Goal of the exercise -> Go through the material and pull out every line with the string "należy" in it.

Listing ->
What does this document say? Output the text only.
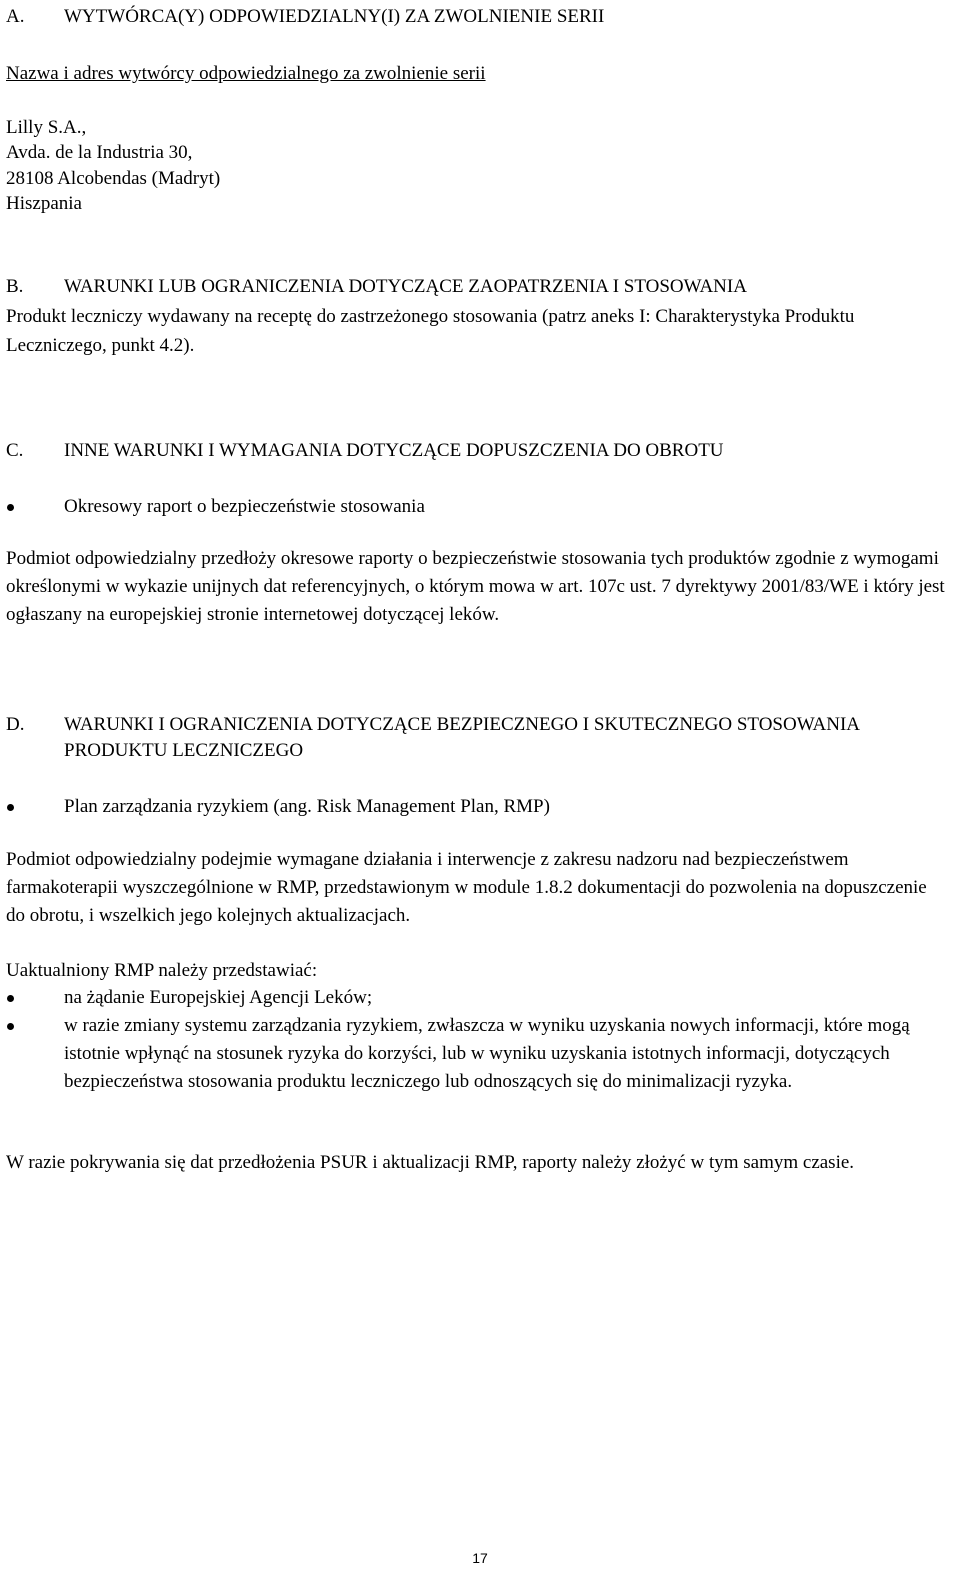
A. WYTWÓRCA(Y) ODPOWIEDZIALNY(I) ZA ZWOLNIENIE SERII
Nazwa i adres wytwórcy odpowiedzialnego za zwolnienie serii
Lilly S.A.,
Avda. de la Industria 30,
28108 Alcobendas (Madryt)
Hiszpania
B. WARUNKI LUB OGRANICZENIA DOTYCZĄCE ZAOPATRZENIA I STOSOWANIA
Produkt leczniczy wydawany na receptę do zastrzeżonego stosowania (patrz aneks I: Charakterystyka Produktu Leczniczego, punkt 4.2).
C. INNE WARUNKI I WYMAGANIA DOTYCZĄCE DOPUSZCZENIA DO OBROTU
Okresowy raport o bezpieczeństwie stosowania
Podmiot odpowiedzialny przedłoży okresowe raporty o bezpieczeństwie stosowania tych produktów zgodnie z wymogami określonymi w wykazie unijnych dat referencyjnych, o którym mowa w art. 107c ust. 7 dyrektywy 2001/83/WE i który jest ogłaszany na europejskiej stronie internetowej dotyczącej leków.
D. WARUNKI I OGRANICZENIA DOTYCZĄCE BEZPIECZNEGO I SKUTECZNEGO STOSOWANIA PRODUKTU LECZNICZEGO
Plan zarządzania ryzykiem (ang. Risk Management Plan, RMP)
Podmiot odpowiedzialny podejmie wymagane działania i interwencje z zakresu nadzoru nad bezpieczeństwem farmakoterapii wyszczególnione w RMP, przedstawionym w module 1.8.2 dokumentacji do pozwolenia na dopuszczenie do obrotu, i wszelkich jego kolejnych aktualizacjach.
Uaktualniony RMP należy przedstawiać:
na żądanie Europejskiej Agencji Leków;
w razie zmiany systemu zarządzania ryzykiem, zwłaszcza w wyniku uzyskania nowych informacji, które mogą istotnie wpłynąć na stosunek ryzyka do korzyści, lub w wyniku uzyskania istotnych informacji, dotyczących bezpieczeństwa stosowania produktu leczniczego lub odnoszących się do minimalizacji ryzyka.
W razie pokrywania się dat przedłożenia PSUR i aktualizacji RMP, raporty należy złożyć w tym samym czasie.
17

Worked answer ->
Uaktualniony RMP należy przedstawiać:
W razie pokrywania się dat przedłożenia PSUR i aktualizacji RMP, raporty należy złożyć w tym samym czasie.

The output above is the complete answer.